• [Provided records]
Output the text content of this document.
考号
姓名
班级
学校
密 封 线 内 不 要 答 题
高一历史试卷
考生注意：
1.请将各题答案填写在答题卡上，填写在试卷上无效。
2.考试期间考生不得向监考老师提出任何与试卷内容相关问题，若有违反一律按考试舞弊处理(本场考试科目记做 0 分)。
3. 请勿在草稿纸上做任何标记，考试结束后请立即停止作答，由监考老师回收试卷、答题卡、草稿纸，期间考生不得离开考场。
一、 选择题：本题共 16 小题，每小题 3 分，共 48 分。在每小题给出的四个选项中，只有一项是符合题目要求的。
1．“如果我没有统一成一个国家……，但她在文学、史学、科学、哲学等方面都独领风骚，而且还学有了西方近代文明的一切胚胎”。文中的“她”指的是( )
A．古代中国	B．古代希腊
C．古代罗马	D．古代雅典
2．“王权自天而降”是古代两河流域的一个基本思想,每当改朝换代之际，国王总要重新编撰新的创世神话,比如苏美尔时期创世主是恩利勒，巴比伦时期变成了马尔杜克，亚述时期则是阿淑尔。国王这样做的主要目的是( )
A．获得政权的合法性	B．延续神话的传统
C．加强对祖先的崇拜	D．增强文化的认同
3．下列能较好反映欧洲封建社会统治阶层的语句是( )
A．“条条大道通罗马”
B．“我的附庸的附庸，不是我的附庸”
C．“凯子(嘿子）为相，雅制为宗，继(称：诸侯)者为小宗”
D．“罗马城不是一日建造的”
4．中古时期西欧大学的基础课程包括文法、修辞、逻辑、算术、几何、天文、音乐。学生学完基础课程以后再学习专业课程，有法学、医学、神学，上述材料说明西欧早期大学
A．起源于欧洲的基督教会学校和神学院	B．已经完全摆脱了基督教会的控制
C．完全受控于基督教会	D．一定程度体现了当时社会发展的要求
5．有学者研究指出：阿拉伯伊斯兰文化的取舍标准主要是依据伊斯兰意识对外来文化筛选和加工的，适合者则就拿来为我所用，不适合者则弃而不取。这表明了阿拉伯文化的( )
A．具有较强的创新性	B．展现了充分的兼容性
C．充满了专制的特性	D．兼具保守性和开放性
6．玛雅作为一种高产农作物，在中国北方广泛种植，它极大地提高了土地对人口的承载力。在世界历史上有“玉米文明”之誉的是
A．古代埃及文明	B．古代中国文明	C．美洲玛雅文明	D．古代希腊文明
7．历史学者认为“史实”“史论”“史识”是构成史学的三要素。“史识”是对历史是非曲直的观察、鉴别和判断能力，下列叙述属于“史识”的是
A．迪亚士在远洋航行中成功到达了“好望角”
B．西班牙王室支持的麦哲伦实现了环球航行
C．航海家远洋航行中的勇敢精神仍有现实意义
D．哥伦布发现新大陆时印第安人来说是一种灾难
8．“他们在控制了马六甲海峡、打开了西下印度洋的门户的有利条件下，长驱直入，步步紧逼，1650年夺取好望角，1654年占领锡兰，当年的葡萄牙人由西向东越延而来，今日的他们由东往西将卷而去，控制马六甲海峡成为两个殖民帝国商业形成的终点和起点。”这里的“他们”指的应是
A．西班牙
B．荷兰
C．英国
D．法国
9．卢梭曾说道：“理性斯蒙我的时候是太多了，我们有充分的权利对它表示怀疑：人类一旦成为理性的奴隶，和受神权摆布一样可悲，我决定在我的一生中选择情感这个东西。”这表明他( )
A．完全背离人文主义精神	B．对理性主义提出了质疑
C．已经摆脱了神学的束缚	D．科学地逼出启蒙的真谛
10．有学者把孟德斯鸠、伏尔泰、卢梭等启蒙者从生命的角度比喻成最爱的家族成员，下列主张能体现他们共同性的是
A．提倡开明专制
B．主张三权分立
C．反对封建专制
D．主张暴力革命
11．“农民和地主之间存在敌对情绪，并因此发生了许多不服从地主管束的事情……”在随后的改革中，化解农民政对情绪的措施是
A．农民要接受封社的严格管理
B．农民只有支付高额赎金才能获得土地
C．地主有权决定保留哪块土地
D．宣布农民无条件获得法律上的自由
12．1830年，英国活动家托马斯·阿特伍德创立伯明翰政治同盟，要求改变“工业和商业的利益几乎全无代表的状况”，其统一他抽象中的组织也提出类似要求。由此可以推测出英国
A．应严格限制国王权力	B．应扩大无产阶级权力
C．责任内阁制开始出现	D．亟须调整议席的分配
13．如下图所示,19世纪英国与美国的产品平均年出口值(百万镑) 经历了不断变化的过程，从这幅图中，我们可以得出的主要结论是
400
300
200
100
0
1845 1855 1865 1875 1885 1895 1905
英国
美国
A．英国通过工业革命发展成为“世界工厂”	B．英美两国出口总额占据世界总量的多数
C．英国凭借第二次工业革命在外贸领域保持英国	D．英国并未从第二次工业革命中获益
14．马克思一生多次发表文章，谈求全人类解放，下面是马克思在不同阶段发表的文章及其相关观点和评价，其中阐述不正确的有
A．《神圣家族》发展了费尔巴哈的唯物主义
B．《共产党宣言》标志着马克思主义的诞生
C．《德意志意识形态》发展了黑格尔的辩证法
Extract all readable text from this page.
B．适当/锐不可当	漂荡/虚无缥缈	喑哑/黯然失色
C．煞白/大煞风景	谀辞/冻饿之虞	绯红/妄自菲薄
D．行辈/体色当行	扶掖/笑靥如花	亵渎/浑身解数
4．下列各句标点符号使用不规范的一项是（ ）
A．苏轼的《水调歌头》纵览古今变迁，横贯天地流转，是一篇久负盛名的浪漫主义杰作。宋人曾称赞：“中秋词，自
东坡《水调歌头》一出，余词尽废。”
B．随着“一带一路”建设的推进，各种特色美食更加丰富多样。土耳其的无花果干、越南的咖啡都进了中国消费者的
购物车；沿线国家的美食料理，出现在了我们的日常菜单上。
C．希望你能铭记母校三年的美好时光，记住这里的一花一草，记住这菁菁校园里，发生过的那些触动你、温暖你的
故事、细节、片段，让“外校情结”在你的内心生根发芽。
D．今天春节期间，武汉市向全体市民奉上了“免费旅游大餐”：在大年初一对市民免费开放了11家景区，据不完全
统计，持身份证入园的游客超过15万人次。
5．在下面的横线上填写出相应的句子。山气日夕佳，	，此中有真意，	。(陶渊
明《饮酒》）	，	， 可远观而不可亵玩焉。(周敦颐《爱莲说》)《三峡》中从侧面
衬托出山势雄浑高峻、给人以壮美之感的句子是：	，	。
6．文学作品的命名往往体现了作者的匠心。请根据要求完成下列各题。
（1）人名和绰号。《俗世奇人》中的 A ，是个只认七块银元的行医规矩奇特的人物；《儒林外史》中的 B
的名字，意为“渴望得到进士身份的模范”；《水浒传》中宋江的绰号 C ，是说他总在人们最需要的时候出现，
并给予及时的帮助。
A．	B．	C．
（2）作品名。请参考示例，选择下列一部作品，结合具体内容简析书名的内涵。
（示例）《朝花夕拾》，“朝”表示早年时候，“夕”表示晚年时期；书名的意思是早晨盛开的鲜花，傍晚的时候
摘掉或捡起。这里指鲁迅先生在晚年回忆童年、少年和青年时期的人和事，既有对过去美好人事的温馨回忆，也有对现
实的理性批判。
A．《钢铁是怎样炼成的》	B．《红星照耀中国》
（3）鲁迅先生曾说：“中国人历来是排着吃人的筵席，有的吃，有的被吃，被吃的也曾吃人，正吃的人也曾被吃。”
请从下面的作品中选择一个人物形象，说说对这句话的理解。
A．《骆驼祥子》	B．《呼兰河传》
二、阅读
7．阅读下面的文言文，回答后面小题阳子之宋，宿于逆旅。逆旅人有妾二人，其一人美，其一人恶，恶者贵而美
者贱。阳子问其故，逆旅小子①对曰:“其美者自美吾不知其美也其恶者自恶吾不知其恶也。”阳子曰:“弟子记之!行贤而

• [Work to do]
Reproduce each entry exactly, leaving out nothing.

• [Full answer]
Output the text content of this document.
考号
姓名
班级
学校
密 封 线 内 不 要 答 题
高一历史试卷
考生注意：
1.请将各题答案填写在答题卡上，填写在试卷上无效。
2.考试期间考生不得向监考老师提出任何与试卷内容相关问题，若有违反一律按考试舞弊处理(本场考试科目记做 0 分)。
3. 请勿在草稿纸上做任何标记，考试结束后请立即停止作答，由监考老师回收试卷、答题卡、草稿纸，期间考生不得离开考场。
一、 选择题：本题共 16 小题，每小题 3 分，共 48 分。在每小题给出的四个选项中，只有一项是符合题目要求的。
1．“如果我没有统一成一个国家……，但她在文学、史学、科学、哲学等方面都独领风骚，而且还学有了西方近代文明的一切胚胎”。文中的“她”指的是( )
A．古代中国	B．古代希腊
C．古代罗马	D．古代雅典
2．“王权自天而降”是古代两河流域的一个基本思想,每当改朝换代之际，国王总要重新编撰新的创世神话,比如苏美尔时期创世主是恩利勒，巴比伦时期变成了马尔杜克，亚述时期则是阿淑尔。国王这样做的主要目的是( )
A．获得政权的合法性	B．延续神话的传统
C．加强对祖先的崇拜	D．增强文化的认同
3．下列能较好反映欧洲封建社会统治阶层的语句是( )
A．“条条大道通罗马”
B．“我的附庸的附庸，不是我的附庸”
C．“凯子(嘿子）为相，雅制为宗，继(称：诸侯)者为小宗”
D．“罗马城不是一日建造的”
4．中古时期西欧大学的基础课程包括文法、修辞、逻辑、算术、几何、天文、音乐。学生学完基础课程以后再学习专业课程，有法学、医学、神学，上述材料说明西欧早期大学
A．起源于欧洲的基督教会学校和神学院	B．已经完全摆脱了基督教会的控制
C．完全受控于基督教会	D．一定程度体现了当时社会发展的要求
5．有学者研究指出：阿拉伯伊斯兰文化的取舍标准主要是依据伊斯兰意识对外来文化筛选和加工的，适合者则就拿来为我所用，不适合者则弃而不取。这表明了阿拉伯文化的( )
A．具有较强的创新性	B．展现了充分的兼容性
C．充满了专制的特性	D．兼具保守性和开放性
6．玛雅作为一种高产农作物，在中国北方广泛种植，它极大地提高了土地对人口的承载力。在世界历史上有“玉米文明”之誉的是
A．古代埃及文明	B．古代中国文明	C．美洲玛雅文明	D．古代希腊文明
7．历史学者认为“史实”“史论”“史识”是构成史学的三要素。“史识”是对历史是非曲直的观察、鉴别和判断能力，下列叙述属于“史识”的是
A．迪亚士在远洋航行中成功到达了“好望角”
B．西班牙王室支持的麦哲伦实现了环球航行
C．航海家远洋航行中的勇敢精神仍有现实意义
D．哥伦布发现新大陆时印第安人来说是一种灾难
8．“他们在控制了马六甲海峡、打开了西下印度洋的门户的有利条件下，长驱直入，步步紧逼，1650年夺取好望角，1654年占领锡兰，当年的葡萄牙人由西向东越延而来，今日的他们由东往西将卷而去，控制马六甲海峡成为两个殖民帝国商业形成的终点和起点。”这里的“他们”指的应是
A．西班牙
B．荷兰
C．英国
D．法国
9．卢梭曾说道：“理性斯蒙我的时候是太多了，我们有充分的权利对它表示怀疑：人类一旦成为理性的奴隶，和受神权摆布一样可悲，我决定在我的一生中选择情感这个东西。”这表明他( )
A．完全背离人文主义精神	B．对理性主义提出了质疑
C．已经摆脱了神学的束缚	D．科学地逼出启蒙的真谛
10．有学者把孟德斯鸠、伏尔泰、卢梭等启蒙者从生命的角度比喻成最爱的家族成员，下列主张能体现他们共同性的是
A．提倡开明专制
B．主张三权分立
C．反对封建专制
D．主张暴力革命
11．“农民和地主之间存在敌对情绪，并因此发生了许多不服从地主管束的事情……”在随后的改革中，化解农民政对情绪的措施是
A．农民要接受封社的严格管理
B．农民只有支付高额赎金才能获得土地
C．地主有权决定保留哪块土地
D．宣布农民无条件获得法律上的自由
12．1830年，英国活动家托马斯·阿特伍德创立伯明翰政治同盟，要求改变“工业和商业的利益几乎全无代表的状况”，其统一他抽象中的组织也提出类似要求。由此可以推测出英国
A．应严格限制国王权力	B．应扩大无产阶级权力
C．责任内阁制开始出现	D．亟须调整议席的分配
13．如下图所示,19世纪英国与美国的产品平均年出口值(百万镑) 经历了不断变化的过程，从这幅图中，我们可以得出的主要结论是
400
300
200
100
0
1845 1855 1865 1875 1885 1895 1905
英国
美国
A．英国通过工业革命发展成为“世界工厂”	B．英美两国出口总额占据世界总量的多数
C．英国凭借第二次工业革命在外贸领域保持英国	D．英国并未从第二次工业革命中获益
14．马克思一生多次发表文章，谈求全人类解放，下面是马克思在不同阶段发表的文章及其相关观点和评价，其中阐述不正确的有
A．《神圣家族》发展了费尔巴哈的唯物主义
B．《共产党宣言》标志着马克思主义的诞生
C．《德意志意识形态》发展了黑格尔的辩证法
Extract all readable text from this page.
B．适当/锐不可当	漂荡/虚无缥缈	喑哑/黯然失色
C．煞白/大煞风景	谀辞/冻饿之虞	绯红/妄自菲薄
D．行辈/体色当行	扶掖/笑靥如花	亵渎/浑身解数
4．下列各句标点符号使用不规范的一项是（ ）
A．苏轼的《水调歌头》纵览古今变迁，横贯天地流转，是一篇久负盛名的浪漫主义杰作。宋人曾称赞：“中秋词，自
东坡《水调歌头》一出，余词尽废。”
B．随着“一带一路”建设的推进，各种特色美食更加丰富多样。土耳其的无花果干、越南的咖啡都进了中国消费者的
购物车；沿线国家的美食料理，出现在了我们的日常菜单上。
C．希望你能铭记母校三年的美好时光，记住这里的一花一草，记住这菁菁校园里，发生过的那些触动你、温暖你的
故事、细节、片段，让“外校情结”在你的内心生根发芽。
D．今天春节期间，武汉市向全体市民奉上了“免费旅游大餐”：在大年初一对市民免费开放了11家景区，据不完全
统计，持身份证入园的游客超过15万人次。
5．在下面的横线上填写出相应的句子。山气日夕佳，	，此中有真意，	。(陶渊
明《饮酒》）	，	， 可远观而不可亵玩焉。(周敦颐《爱莲说》)《三峡》中从侧面
衬托出山势雄浑高峻、给人以壮美之感的句子是：	，	。
6．文学作品的命名往往体现了作者的匠心。请根据要求完成下列各题。
（1）人名和绰号。《俗世奇人》中的 A ，是个只认七块银元的行医规矩奇特的人物；《儒林外史》中的 B
的名字，意为“渴望得到进士身份的模范”；《水浒传》中宋江的绰号 C ，是说他总在人们最需要的时候出现，
并给予及时的帮助。
A．	B．	C．
（2）作品名。请参考示例，选择下列一部作品，结合具体内容简析书名的内涵。
（示例）《朝花夕拾》，“朝”表示早年时候，“夕”表示晚年时期；书名的意思是早晨盛开的鲜花，傍晚的时候
摘掉或捡起。这里指鲁迅先生在晚年回忆童年、少年和青年时期的人和事，既有对过去美好人事的温馨回忆，也有对现
实的理性批判。
A．《钢铁是怎样炼成的》	B．《红星照耀中国》
（3）鲁迅先生曾说：“中国人历来是排着吃人的筵席，有的吃，有的被吃，被吃的也曾吃人，正吃的人也曾被吃。”
请从下面的作品中选择一个人物形象，说说对这句话的理解。
A．《骆驼祥子》	B．《呼兰河传》
二、阅读
7．阅读下面的文言文，回答后面小题阳子之宋，宿于逆旅。逆旅人有妾二人，其一人美，其一人恶，恶者贵而美
者贱。阳子问其故，逆旅小子①对曰:“其美者自美吾不知其美也其恶者自恶吾不知其恶也。”阳子曰:“弟子记之!行贤而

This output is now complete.